Dataset items:
--- Start ---
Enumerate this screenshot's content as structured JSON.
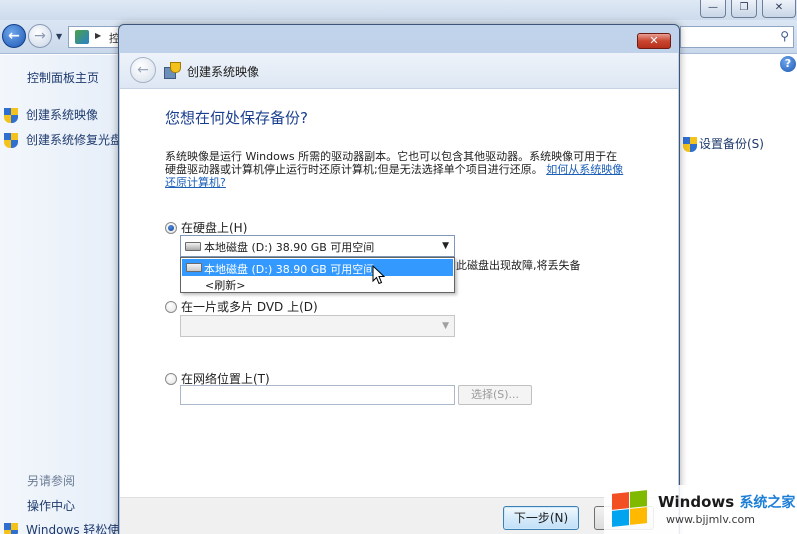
{
  "background": {
    "address_text": "控",
    "sidebar": {
      "home": "控制面板主页",
      "items": [
        "创建系统映像",
        "创建系统修复光盘"
      ],
      "see_also": "另请参阅",
      "links": [
        "操作中心",
        "Windows 轻松使"
      ]
    },
    "setup_backup": "设置备份(S)"
  },
  "dialog": {
    "title": "创建系统映像",
    "heading": "您想在何处保存备份?",
    "description": "系统映像是运行 Windows 所需的驱动器副本。它也可以包含其他驱动器。系统映像可用于在硬盘驱动器或计算机停止运行时还原计算机;但是无法选择单个项目进行还原。",
    "description_link": "如何从系统映像还原计算机?",
    "options": {
      "hard_disk": "在硬盘上(H)",
      "dvd": "在一片或多片 DVD 上(D)",
      "network": "在网络位置上(T)"
    },
    "hard_disk_selected": "本地磁盘 (D:) 38.90 GB 可用空间",
    "dropdown_options": [
      "本地磁盘 (D:) 38.90 GB 可用空间",
      "<刷新>"
    ],
    "partial_warning": "此磁盘出现故障,将丢失备",
    "select_button": "选择(S)...",
    "next_button": "下一步(N)"
  },
  "watermark": {
    "brand": "Windows",
    "brand_cn": "系统之家",
    "url": "www.bjjmlv.com"
  },
  "colors": {
    "accent_blue": "#3399ff",
    "heading_blue": "#1a3f8f",
    "link_blue": "#1c5fb7"
  }
}
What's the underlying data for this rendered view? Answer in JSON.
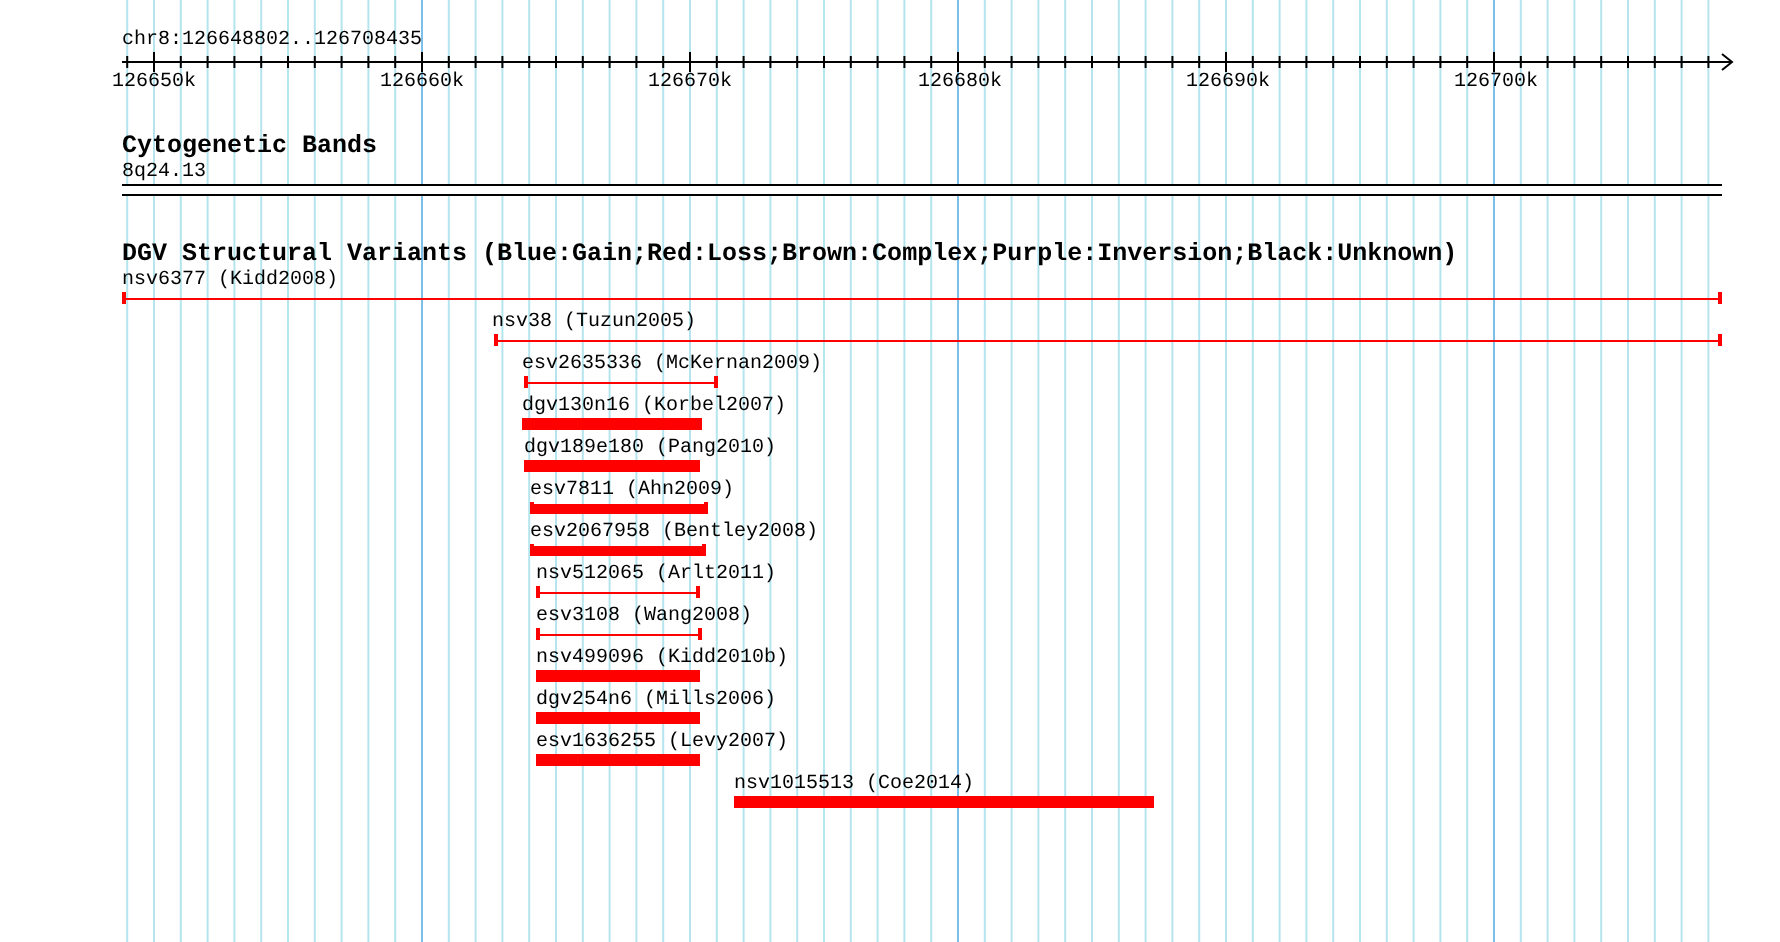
{
  "ruler": {
    "location": "chr8:126648802..126708435",
    "ticks": [
      "126650k",
      "126660k",
      "126670k",
      "126680k",
      "126690k",
      "126700k"
    ]
  },
  "tracks": [
    {
      "title": "Cytogenetic Bands",
      "features": [
        {
          "label": "8q24.13",
          "kind": "band"
        }
      ]
    },
    {
      "title": "DGV Structural Variants (Blue:Gain;Red:Loss;Brown:Complex;Purple:Inversion;Black:Unknown)",
      "features": [
        {
          "label": "nsv6377 (Kidd2008)",
          "kind": "line"
        },
        {
          "label": "nsv38 (Tuzun2005)",
          "kind": "line"
        },
        {
          "label": "esv2635336 (McKernan2009)",
          "kind": "line"
        },
        {
          "label": "dgv130n16 (Korbel2007)",
          "kind": "bar"
        },
        {
          "label": "dgv189e180 (Pang2010)",
          "kind": "bar"
        },
        {
          "label": "esv7811 (Ahn2009)",
          "kind": "capped_bar"
        },
        {
          "label": "esv2067958 (Bentley2008)",
          "kind": "capped_bar"
        },
        {
          "label": "nsv512065 (Arlt2011)",
          "kind": "line"
        },
        {
          "label": "esv3108 (Wang2008)",
          "kind": "line"
        },
        {
          "label": "nsv499096 (Kidd2010b)",
          "kind": "bar"
        },
        {
          "label": "dgv254n6 (Mills2006)",
          "kind": "bar"
        },
        {
          "label": "esv1636255 (Levy2007)",
          "kind": "bar"
        },
        {
          "label": "nsv1015513 (Coe2014)",
          "kind": "bar"
        }
      ]
    }
  ]
}
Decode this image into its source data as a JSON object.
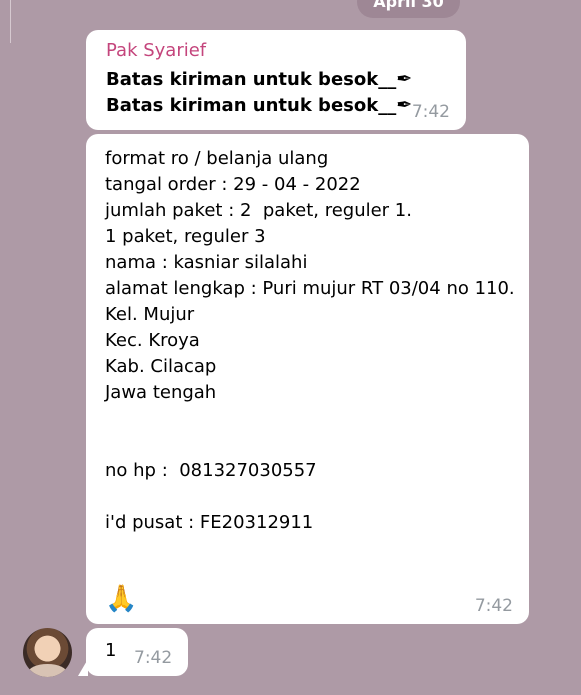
{
  "date_label": "April 30",
  "message1": {
    "sender": "Pak Syarief",
    "lines": [
      "Batas kiriman untuk besok__",
      "Batas kiriman untuk besok__"
    ],
    "time": "7:42"
  },
  "message2": {
    "text": "format ro / belanja ulang\ntangal order : 29 - 04 - 2022\njumlah paket : 2  paket, reguler 1.\n1 paket, reguler 3\nnama : kasniar silalahi\nalamat lengkap : Puri mujur RT 03/04 no 110.\nKel. Mujur\nKec. Kroya\nKab. Cilacap\nJawa tengah\n\n\nno hp :  081327030557\n\ni'd pusat : FE20312911",
    "emoji": "🙏",
    "time": "7:42"
  },
  "message3": {
    "text": "1",
    "time": "7:42"
  },
  "icons": {
    "pen": "pen-icon",
    "avatar": "avatar-image"
  },
  "colors": {
    "background": "#ae9aa6",
    "sender": "#c4457c",
    "time": "#949aa0"
  }
}
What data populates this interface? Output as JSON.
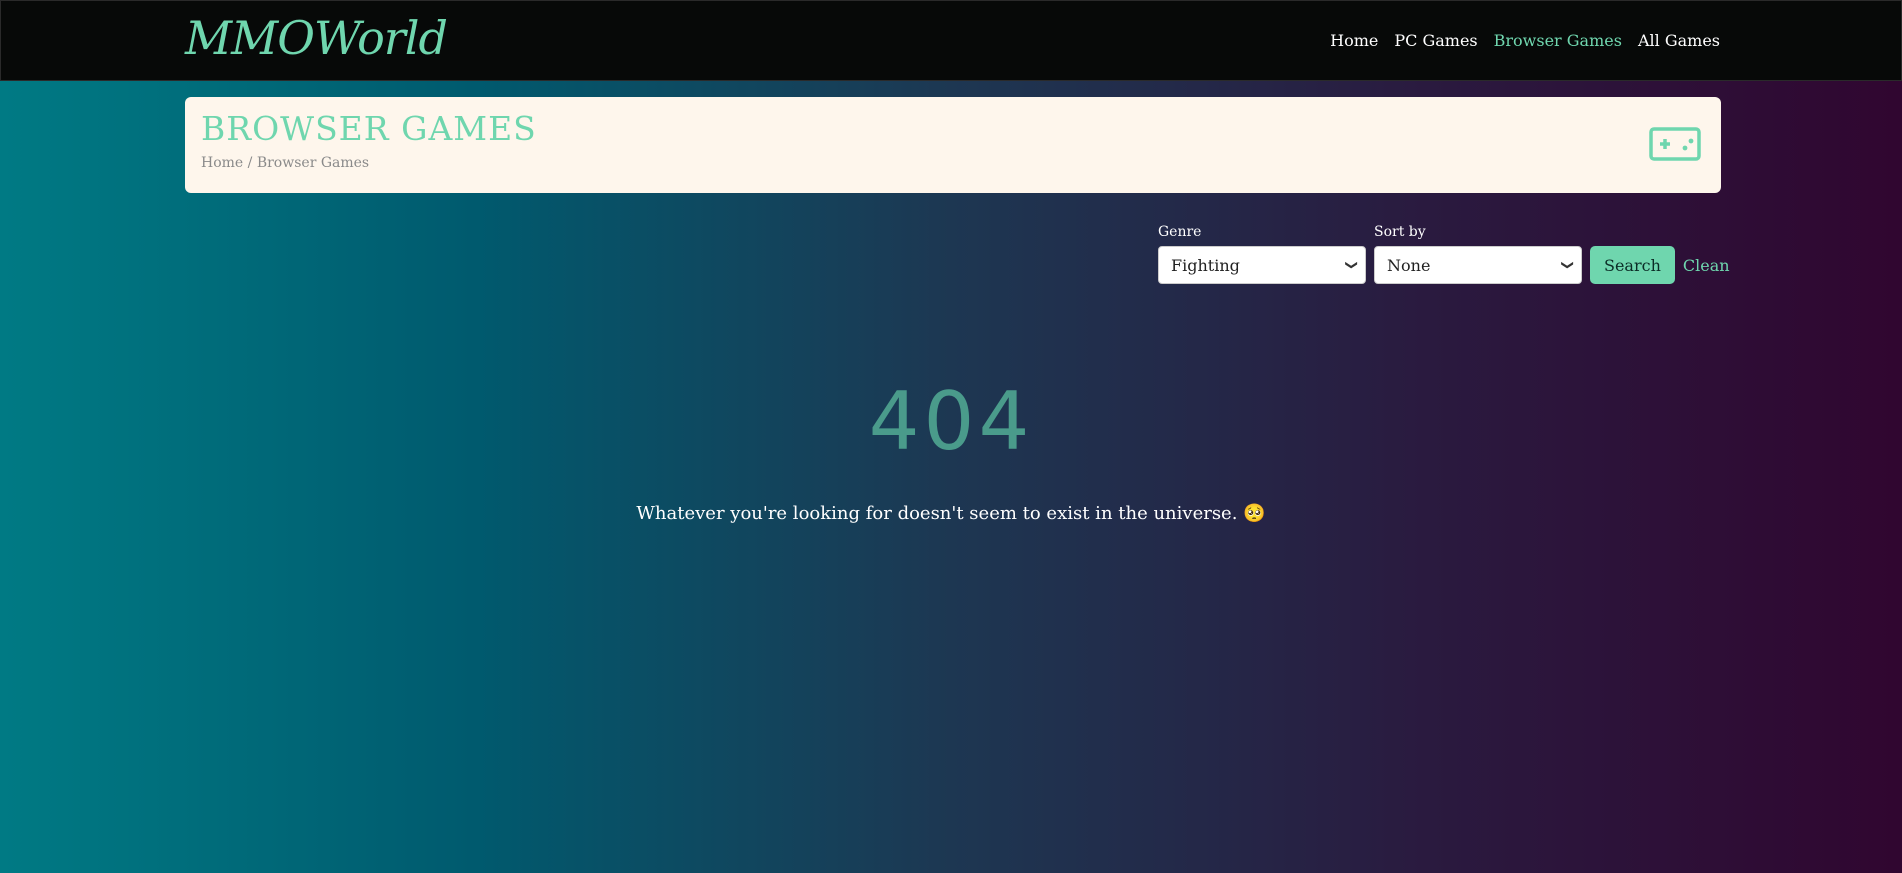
{
  "brand": "MMOWorld",
  "nav": {
    "items": [
      {
        "label": "Home",
        "active": false
      },
      {
        "label": "PC Games",
        "active": false
      },
      {
        "label": "Browser Games",
        "active": true
      },
      {
        "label": "All Games",
        "active": false
      }
    ]
  },
  "header": {
    "title": "BROWSER GAMES",
    "breadcrumb": {
      "home": "Home",
      "separator": "/",
      "current": "Browser Games"
    },
    "icon": "gamepad-icon"
  },
  "filters": {
    "genre_label": "Genre",
    "genre_value": "Fighting",
    "sort_label": "Sort by",
    "sort_value": "None",
    "search_label": "Search",
    "clean_label": "Clean"
  },
  "error": {
    "code": "404",
    "message": "Whatever you're looking for doesn't seem to exist in the universe. 🥺"
  },
  "colors": {
    "accent": "#6fd6ae",
    "navbar": "#070908",
    "card": "#fef6ec"
  }
}
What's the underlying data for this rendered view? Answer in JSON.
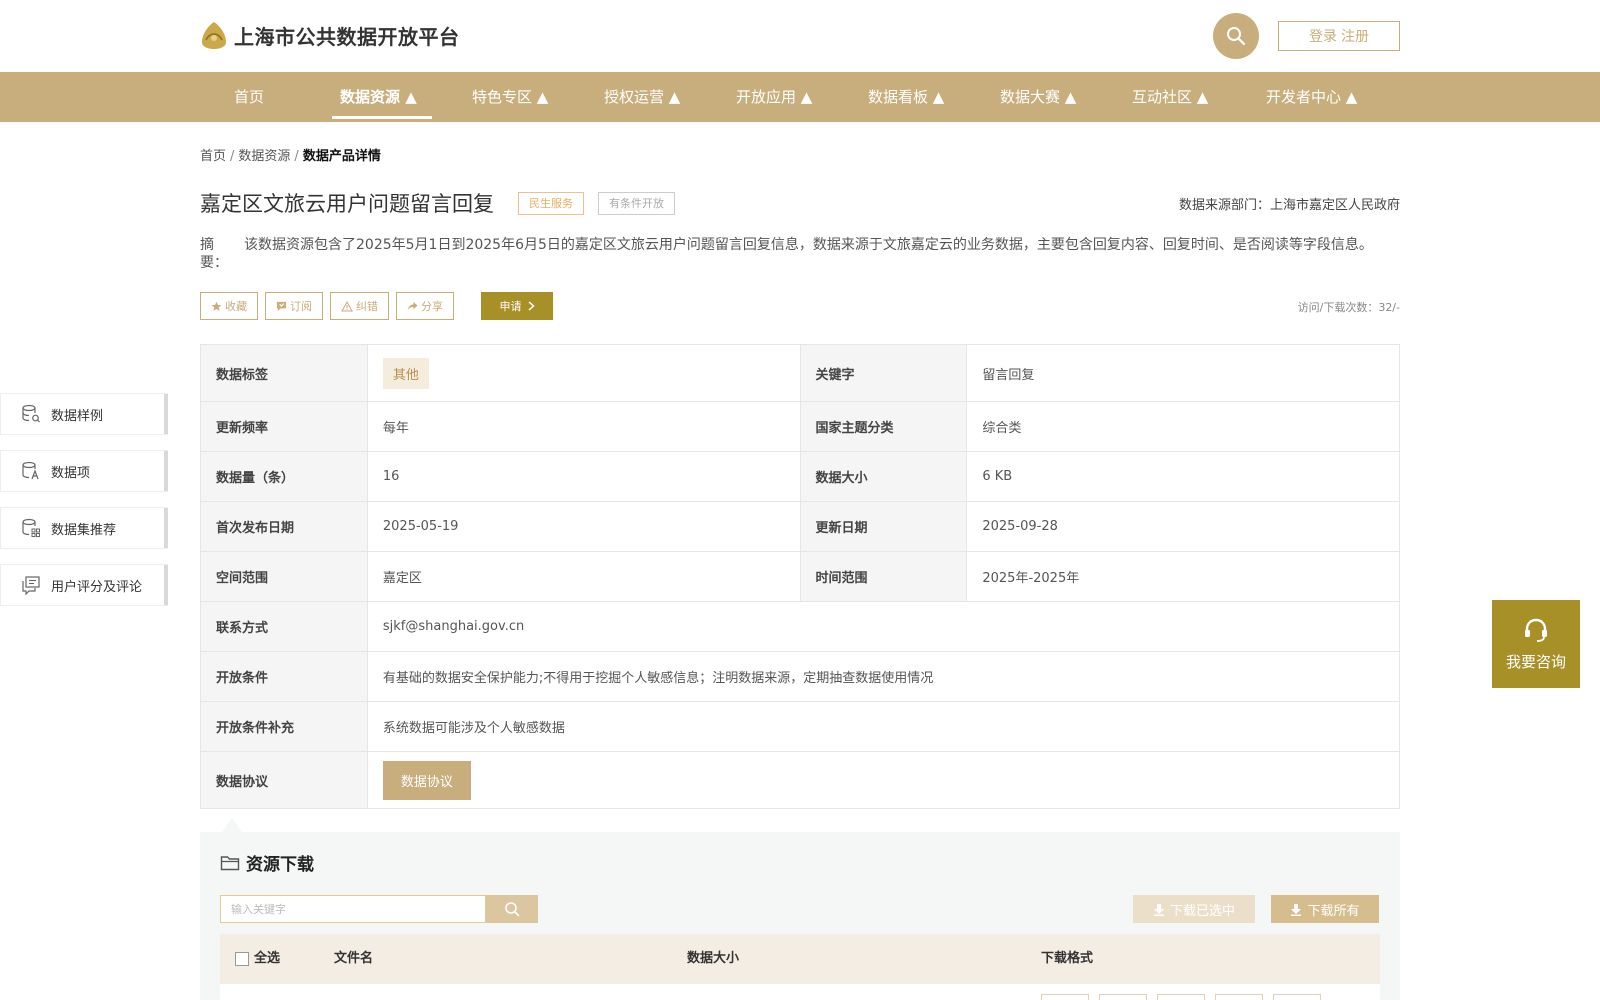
--- End ---
__OBJECTIVE__: Transcribe all the data word for word; the images stay out.

__ANSWER TO THIS EXERCISE__:
Enumerate this screenshot's content as structured JSON.
{
  "background": {
    "address_text": "控",
    "sidebar": {
      "home": "控制面板主页",
      "items": [
        "创建系统映像",
        "创建系统修复光盘"
      ],
      "see_also": "另请参阅",
      "links": [
        "操作中心",
        "Windows 轻松使"
      ]
    },
    "setup_backup": "设置备份(S)"
  },
  "dialog": {
    "title": "创建系统映像",
    "heading": "您想在何处保存备份?",
    "description": "系统映像是运行 Windows 所需的驱动器副本。它也可以包含其他驱动器。系统映像可用于在硬盘驱动器或计算机停止运行时还原计算机;但是无法选择单个项目进行还原。",
    "description_link": "如何从系统映像还原计算机?",
    "options": {
      "hard_disk": "在硬盘上(H)",
      "dvd": "在一片或多片 DVD 上(D)",
      "network": "在网络位置上(T)"
    },
    "hard_disk_selected": "本地磁盘 (D:) 38.90 GB 可用空间",
    "dropdown_options": [
      "本地磁盘 (D:) 38.90 GB 可用空间",
      "<刷新>"
    ],
    "partial_warning": "此磁盘出现故障,将丢失备",
    "select_button": "选择(S)...",
    "next_button": "下一步(N)"
  },
  "watermark": {
    "brand": "Windows",
    "brand_cn": "系统之家",
    "url": "www.bjjmlv.com"
  },
  "colors": {
    "accent_blue": "#3399ff",
    "heading_blue": "#1a3f8f",
    "link_blue": "#1c5fb7"
  }
}
What's the underlying data for this rendered view? Answer in JSON.
{
  "ruler": {
    "location": "chr8:126648802..126708435",
    "ticks": [
      "126650k",
      "126660k",
      "126670k",
      "126680k",
      "126690k",
      "126700k"
    ]
  },
  "tracks": [
    {
      "title": "Cytogenetic Bands",
      "features": [
        {
          "label": "8q24.13",
          "kind": "band"
        }
      ]
    },
    {
      "title": "DGV Structural Variants (Blue:Gain;Red:Loss;Brown:Complex;Purple:Inversion;Black:Unknown)",
      "features": [
        {
          "label": "nsv6377 (Kidd2008)",
          "kind": "line"
        },
        {
          "label": "nsv38 (Tuzun2005)",
          "kind": "line"
        },
        {
          "label": "esv2635336 (McKernan2009)",
          "kind": "line"
        },
        {
          "label": "dgv130n16 (Korbel2007)",
          "kind": "bar"
        },
        {
          "label": "dgv189e180 (Pang2010)",
          "kind": "bar"
        },
        {
          "label": "esv7811 (Ahn2009)",
          "kind": "capped_bar"
        },
        {
          "label": "esv2067958 (Bentley2008)",
          "kind": "capped_bar"
        },
        {
          "label": "nsv512065 (Arlt2011)",
          "kind": "line"
        },
        {
          "label": "esv3108 (Wang2008)",
          "kind": "line"
        },
        {
          "label": "nsv499096 (Kidd2010b)",
          "kind": "bar"
        },
        {
          "label": "dgv254n6 (Mills2006)",
          "kind": "bar"
        },
        {
          "label": "esv1636255 (Levy2007)",
          "kind": "bar"
        },
        {
          "label": "nsv1015513 (Coe2014)",
          "kind": "bar"
        }
      ]
    }
  ]
}
Decode this image into its source data as a JSON object.
{
  "date_label": "April 30",
  "message1": {
    "sender": "Pak Syarief",
    "lines": [
      "Batas kiriman untuk besok__",
      "Batas kiriman untuk besok__"
    ],
    "time": "7:42"
  },
  "message2": {
    "text": "format ro / belanja ulang\ntangal order : 29 - 04 - 2022\njumlah paket : 2  paket, reguler 1.\n1 paket, reguler 3\nnama : kasniar silalahi\nalamat lengkap : Puri mujur RT 03/04 no 110.\nKel. Mujur\nKec. Kroya\nKab. Cilacap\nJawa tengah\n\n\nno hp :  081327030557\n\ni'd pusat : FE20312911",
    "emoji": "🙏",
    "time": "7:42"
  },
  "message3": {
    "text": "1",
    "time": "7:42"
  },
  "icons": {
    "pen": "pen-icon",
    "avatar": "avatar-image"
  },
  "colors": {
    "background": "#ae9aa6",
    "sender": "#c4457c",
    "time": "#949aa0"
  }
}
What data populates this interface? Output as JSON.
{
  "brand": "MMOWorld",
  "nav": {
    "items": [
      {
        "label": "Home",
        "active": false
      },
      {
        "label": "PC Games",
        "active": false
      },
      {
        "label": "Browser Games",
        "active": true
      },
      {
        "label": "All Games",
        "active": false
      }
    ]
  },
  "header": {
    "title": "BROWSER GAMES",
    "breadcrumb": {
      "home": "Home",
      "separator": "/",
      "current": "Browser Games"
    },
    "icon": "gamepad-icon"
  },
  "filters": {
    "genre_label": "Genre",
    "genre_value": "Fighting",
    "sort_label": "Sort by",
    "sort_value": "None",
    "search_label": "Search",
    "clean_label": "Clean"
  },
  "error": {
    "code": "404",
    "message": "Whatever you're looking for doesn't seem to exist in the universe. 🥺"
  },
  "colors": {
    "accent": "#6fd6ae",
    "navbar": "#070908",
    "card": "#fef6ec"
  }
}
What's the underlying data for this rendered view? Answer in JSON.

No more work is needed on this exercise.